* **Stated exercise**
Wherever the string "Secretaría" appears in the listing, copy that line.

* Start Records *

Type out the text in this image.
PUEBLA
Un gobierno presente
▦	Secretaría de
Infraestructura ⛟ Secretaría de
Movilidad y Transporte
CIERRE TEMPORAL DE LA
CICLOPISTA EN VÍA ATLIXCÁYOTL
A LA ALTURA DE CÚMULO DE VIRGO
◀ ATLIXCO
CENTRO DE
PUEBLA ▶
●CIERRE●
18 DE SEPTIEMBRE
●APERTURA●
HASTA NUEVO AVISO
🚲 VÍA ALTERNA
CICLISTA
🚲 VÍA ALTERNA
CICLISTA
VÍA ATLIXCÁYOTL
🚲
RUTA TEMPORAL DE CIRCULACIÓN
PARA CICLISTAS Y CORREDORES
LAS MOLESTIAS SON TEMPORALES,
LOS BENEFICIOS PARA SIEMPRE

* End Records *
* Start Records *

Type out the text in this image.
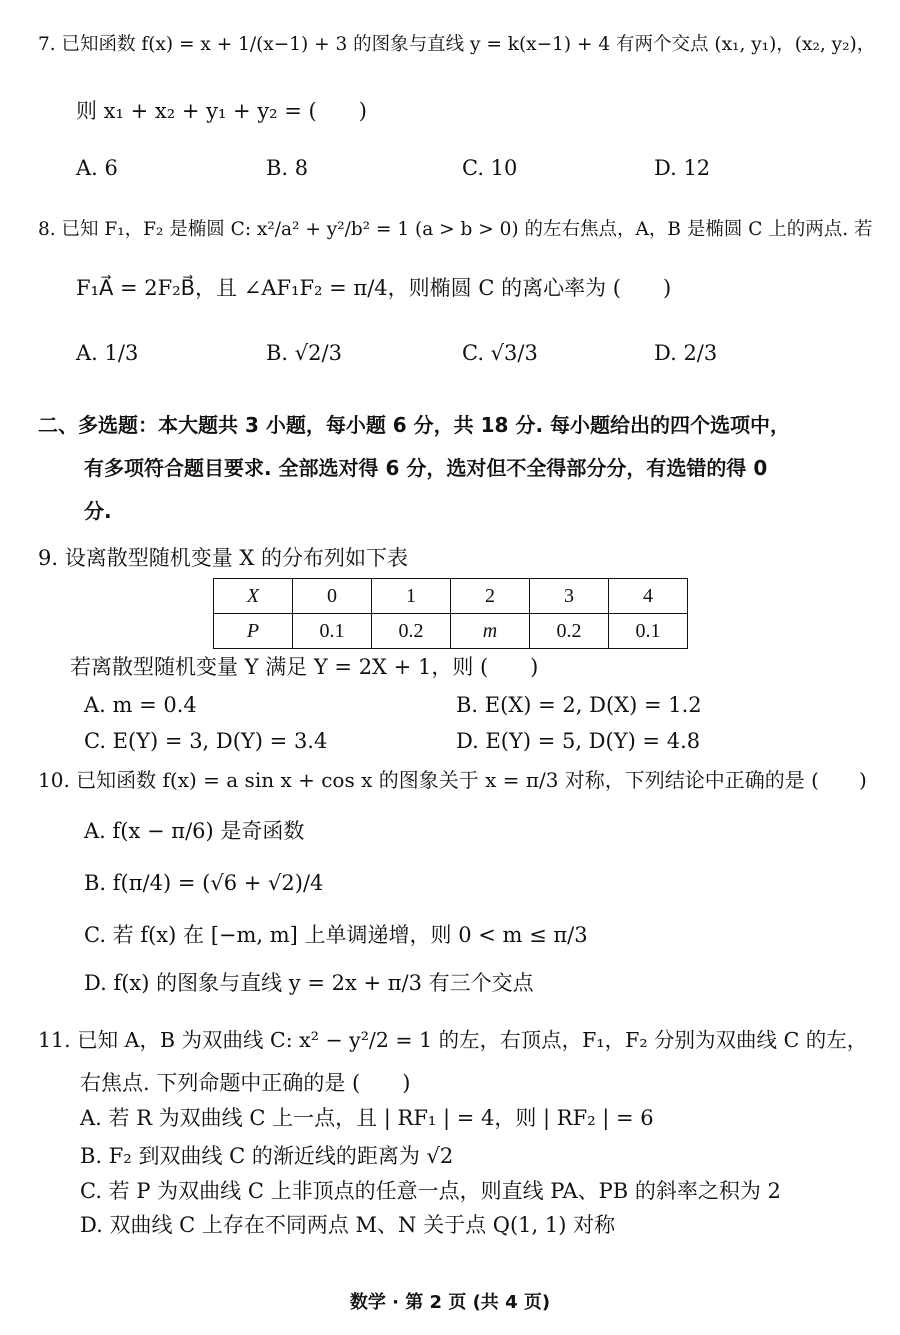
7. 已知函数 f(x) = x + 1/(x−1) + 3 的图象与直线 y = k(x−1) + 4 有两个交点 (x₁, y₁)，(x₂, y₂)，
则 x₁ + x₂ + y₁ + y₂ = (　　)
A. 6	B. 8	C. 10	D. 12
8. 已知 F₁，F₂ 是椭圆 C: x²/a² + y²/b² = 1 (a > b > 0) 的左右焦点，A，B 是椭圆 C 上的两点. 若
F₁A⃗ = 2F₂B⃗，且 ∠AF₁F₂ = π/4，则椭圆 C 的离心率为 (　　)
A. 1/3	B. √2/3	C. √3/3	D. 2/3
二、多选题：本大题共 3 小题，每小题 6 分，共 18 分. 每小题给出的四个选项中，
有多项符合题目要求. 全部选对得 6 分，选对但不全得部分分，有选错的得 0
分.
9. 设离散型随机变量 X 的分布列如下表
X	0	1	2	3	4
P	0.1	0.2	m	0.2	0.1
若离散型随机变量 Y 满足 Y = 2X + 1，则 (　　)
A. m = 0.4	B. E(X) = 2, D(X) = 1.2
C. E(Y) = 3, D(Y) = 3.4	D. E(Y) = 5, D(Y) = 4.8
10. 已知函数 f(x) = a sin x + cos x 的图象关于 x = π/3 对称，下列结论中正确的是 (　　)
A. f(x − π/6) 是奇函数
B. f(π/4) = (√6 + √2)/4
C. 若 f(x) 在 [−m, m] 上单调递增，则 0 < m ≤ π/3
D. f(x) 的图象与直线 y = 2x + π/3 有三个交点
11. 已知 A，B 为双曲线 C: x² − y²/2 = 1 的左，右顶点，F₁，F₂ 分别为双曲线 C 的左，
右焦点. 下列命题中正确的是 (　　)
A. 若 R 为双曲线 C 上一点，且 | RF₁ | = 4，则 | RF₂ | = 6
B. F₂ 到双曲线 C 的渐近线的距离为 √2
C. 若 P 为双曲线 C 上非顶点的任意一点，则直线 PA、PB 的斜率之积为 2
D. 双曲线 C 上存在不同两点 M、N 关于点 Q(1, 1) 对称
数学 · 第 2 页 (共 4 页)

* End Records *

* **The reply**
▦	Secretaría de
Infraestructura ⛟ Secretaría de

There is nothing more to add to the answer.